Set exercise
Scan the material below for lines with the word "projection" and report how many there are, with nothing added.
Start of Records for this exercise
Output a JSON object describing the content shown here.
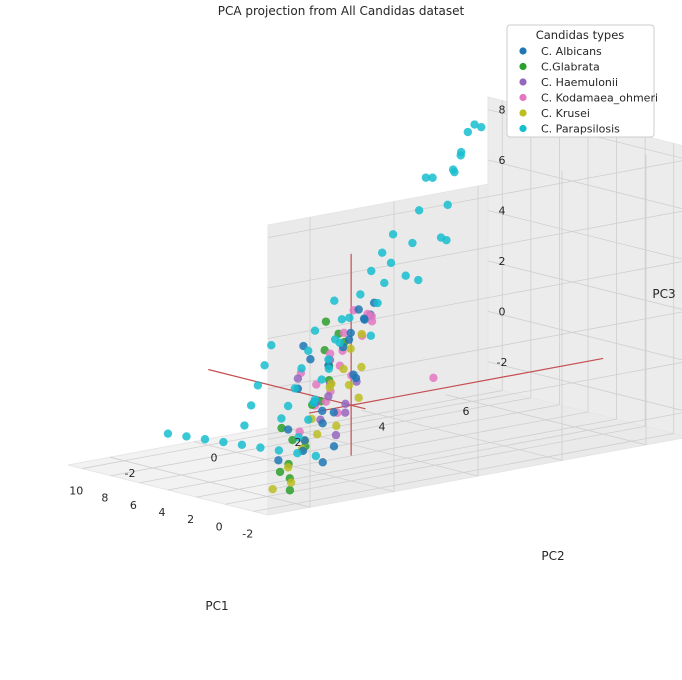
{
  "chart_data": {
    "type": "scatter",
    "projection": "3d",
    "title": "PCA projection from All Candidas dataset",
    "xlabel": "PC1",
    "ylabel": "PC2",
    "zlabel": "PC3",
    "xlim": [
      -3,
      11
    ],
    "ylim": [
      -3,
      7
    ],
    "zlim": [
      -3,
      8.5
    ],
    "xticks": [
      "-2",
      "0",
      "2",
      "4",
      "6",
      "8",
      "10"
    ],
    "yticks": [
      "-2",
      "0",
      "2",
      "4",
      "6"
    ],
    "zticks": [
      "-2",
      "0",
      "2",
      "4",
      "6",
      "8"
    ],
    "grid": true,
    "legend": {
      "title": "Candidas types",
      "position": "top-right"
    },
    "axis_lines": [
      {
        "from": [
          -1,
          0,
          0
        ],
        "to": [
          10,
          0,
          0
        ],
        "color": "#c44e52"
      },
      {
        "from": [
          0,
          -1,
          0
        ],
        "to": [
          0,
          6,
          0
        ],
        "color": "#c44e52"
      },
      {
        "from": [
          0,
          0,
          -2
        ],
        "to": [
          0,
          0,
          6
        ],
        "color": "#c44e52"
      }
    ],
    "series": [
      {
        "name": "C. Albicans",
        "color": "#1f77b4",
        "points": [
          [
            0.5,
            -0.8,
            2.0
          ],
          [
            1.0,
            -0.2,
            1.5
          ],
          [
            1.5,
            0.5,
            2.5
          ],
          [
            0.2,
            -1.2,
            1.0
          ],
          [
            2.0,
            1.0,
            2.8
          ],
          [
            0.8,
            -0.6,
            0.2
          ],
          [
            1.8,
            0.2,
            -0.6
          ],
          [
            2.5,
            0.8,
            2.0
          ],
          [
            3.0,
            1.2,
            3.0
          ],
          [
            0.0,
            -1.5,
            -0.5
          ],
          [
            1.2,
            0.0,
            -1.8
          ],
          [
            2.2,
            -0.4,
            -2.0
          ],
          [
            3.5,
            1.0,
            1.5
          ],
          [
            0.6,
            -0.9,
            -1.2
          ],
          [
            1.6,
            0.6,
            0.8
          ],
          [
            2.8,
            1.5,
            3.2
          ],
          [
            0.4,
            -1.0,
            2.6
          ],
          [
            3.2,
            0.4,
            -0.8
          ],
          [
            1.4,
            -0.2,
            -2.4
          ],
          [
            2.6,
            1.0,
            0.4
          ],
          [
            -0.2,
            -1.8,
            -1.6
          ],
          [
            3.8,
            1.6,
            2.4
          ],
          [
            2.0,
            0.0,
            -1.0
          ],
          [
            1.0,
            0.8,
            3.2
          ]
        ]
      },
      {
        "name": "C.Glabrata",
        "color": "#2ca02c",
        "points": [
          [
            -1.5,
            -2.0,
            -1.5
          ],
          [
            -1.2,
            -1.5,
            -1.0
          ],
          [
            -1.0,
            -1.8,
            -2.2
          ],
          [
            -0.8,
            -1.2,
            0.5
          ],
          [
            -1.4,
            -1.0,
            1.5
          ],
          [
            -0.5,
            -0.8,
            2.5
          ],
          [
            0.0,
            -0.6,
            3.5
          ],
          [
            -1.6,
            -2.2,
            0.0
          ],
          [
            -1.0,
            -0.5,
            2.8
          ],
          [
            -0.6,
            -1.6,
            -0.8
          ],
          [
            -1.3,
            -1.9,
            -2.6
          ],
          [
            -0.3,
            -0.4,
            3.0
          ],
          [
            -1.7,
            -1.3,
            0.8
          ],
          [
            -0.9,
            -2.0,
            -1.9
          ],
          [
            -1.1,
            -0.9,
            2.0
          ]
        ]
      },
      {
        "name": "C. Haemulonii",
        "color": "#9467bd",
        "points": [
          [
            0.0,
            -0.5,
            1.0
          ],
          [
            0.4,
            0.0,
            0.0
          ],
          [
            -0.5,
            -1.0,
            0.5
          ],
          [
            1.0,
            0.2,
            -0.5
          ],
          [
            0.6,
            -0.3,
            1.8
          ],
          [
            -0.2,
            -0.8,
            -0.3
          ],
          [
            0.8,
            0.4,
            0.7
          ],
          [
            0.2,
            -1.2,
            1.4
          ],
          [
            -0.7,
            -0.6,
            -0.9
          ],
          [
            1.3,
            -0.1,
            0.2
          ]
        ]
      },
      {
        "name": "C. Kodamaea_ohmeri",
        "color": "#e377c2",
        "points": [
          [
            -1.0,
            -1.2,
            0.5
          ],
          [
            -0.5,
            -1.0,
            1.2
          ],
          [
            0.0,
            -0.5,
            2.2
          ],
          [
            0.5,
            0.0,
            2.8
          ],
          [
            1.0,
            0.4,
            3.5
          ],
          [
            -0.8,
            -0.6,
            0.0
          ],
          [
            0.2,
            -0.2,
            1.6
          ],
          [
            1.2,
            0.8,
            3.2
          ],
          [
            -1.2,
            -0.9,
            1.0
          ],
          [
            0.7,
            0.5,
            2.5
          ],
          [
            -0.3,
            -0.7,
            0.4
          ],
          [
            1.5,
            1.0,
            3.0
          ],
          [
            -0.6,
            -1.4,
            1.8
          ],
          [
            0.9,
            0.1,
            2.0
          ],
          [
            -1.1,
            -1.6,
            -0.4
          ],
          [
            0.3,
            0.6,
            3.1
          ],
          [
            6.0,
            4.0,
            -1.0
          ],
          [
            -0.9,
            -0.3,
            1.4
          ]
        ]
      },
      {
        "name": "C. Krusei",
        "color": "#bcbd22",
        "points": [
          [
            -0.5,
            -1.6,
            -2.5
          ],
          [
            0.0,
            -1.5,
            -2.0
          ],
          [
            0.5,
            -1.0,
            -1.5
          ],
          [
            1.0,
            -0.6,
            -0.5
          ],
          [
            1.5,
            0.0,
            0.5
          ],
          [
            2.0,
            0.5,
            1.0
          ],
          [
            2.5,
            0.8,
            0.2
          ],
          [
            3.0,
            1.2,
            -0.5
          ],
          [
            -0.3,
            -1.2,
            -1.0
          ],
          [
            0.8,
            -0.2,
            0.8
          ],
          [
            1.8,
            0.6,
            1.8
          ],
          [
            2.2,
            1.0,
            2.2
          ],
          [
            0.2,
            -1.8,
            -2.8
          ],
          [
            1.2,
            -0.4,
            -1.2
          ],
          [
            2.8,
            0.6,
            -1.4
          ],
          [
            3.4,
            1.4,
            0.6
          ]
        ]
      },
      {
        "name": "C. Parapsilosis",
        "color": "#17becf",
        "points": [
          [
            1.0,
            -0.5,
            -2.0
          ],
          [
            2.0,
            -0.6,
            -2.0
          ],
          [
            3.0,
            -0.7,
            -2.0
          ],
          [
            4.0,
            -0.8,
            -2.0
          ],
          [
            5.0,
            -0.9,
            -2.0
          ],
          [
            6.0,
            -1.0,
            -2.0
          ],
          [
            7.0,
            -1.1,
            -2.0
          ],
          [
            8.0,
            -1.2,
            -2.0
          ],
          [
            9.0,
            -1.3,
            -2.0
          ],
          [
            3.0,
            0.0,
            -1.0
          ],
          [
            4.0,
            0.5,
            -0.5
          ],
          [
            5.0,
            1.0,
            0.0
          ],
          [
            6.0,
            1.5,
            0.5
          ],
          [
            7.0,
            2.0,
            1.0
          ],
          [
            8.0,
            2.5,
            1.5
          ],
          [
            4.0,
            -0.3,
            -1.0
          ],
          [
            5.0,
            0.2,
            -0.8
          ],
          [
            6.0,
            0.7,
            -0.4
          ],
          [
            7.0,
            1.2,
            0.1
          ],
          [
            8.0,
            1.7,
            0.5
          ],
          [
            9.0,
            2.2,
            1.0
          ],
          [
            10.0,
            3.0,
            1.8
          ],
          [
            6.0,
            2.0,
            2.0
          ],
          [
            7.0,
            2.6,
            2.6
          ],
          [
            8.0,
            3.2,
            3.2
          ],
          [
            9.0,
            3.8,
            3.6
          ],
          [
            10.0,
            4.4,
            4.0
          ],
          [
            5.0,
            3.0,
            3.5
          ],
          [
            6.0,
            3.5,
            4.5
          ],
          [
            7.0,
            4.0,
            5.5
          ],
          [
            8.0,
            4.5,
            6.5
          ],
          [
            9.0,
            5.0,
            6.2
          ],
          [
            4.0,
            3.5,
            5.0
          ],
          [
            5.0,
            4.0,
            6.0
          ],
          [
            6.0,
            4.5,
            7.0
          ],
          [
            7.0,
            5.0,
            7.5
          ],
          [
            8.0,
            5.5,
            8.0
          ],
          [
            9.0,
            6.0,
            8.0
          ],
          [
            10.0,
            6.5,
            7.6
          ],
          [
            4.5,
            2.0,
            1.5
          ],
          [
            5.5,
            2.5,
            2.5
          ],
          [
            6.5,
            3.0,
            3.0
          ],
          [
            7.5,
            3.5,
            3.5
          ],
          [
            6.0,
            -0.5,
            -1.5
          ],
          [
            7.0,
            0.0,
            -1.0
          ],
          [
            8.0,
            0.5,
            -0.5
          ],
          [
            9.0,
            1.0,
            0.0
          ],
          [
            10.0,
            1.5,
            0.5
          ],
          [
            2.5,
            -0.4,
            -1.5
          ],
          [
            3.5,
            0.3,
            -0.5
          ],
          [
            4.5,
            1.0,
            0.5
          ],
          [
            5.5,
            1.6,
            1.2
          ],
          [
            9.5,
            5.5,
            3.5
          ],
          [
            10.0,
            5.0,
            2.0
          ],
          [
            10.5,
            6.0,
            6.0
          ],
          [
            8.5,
            5.5,
            7.0
          ]
        ]
      }
    ]
  }
}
End of Records for this exercise
Task response
2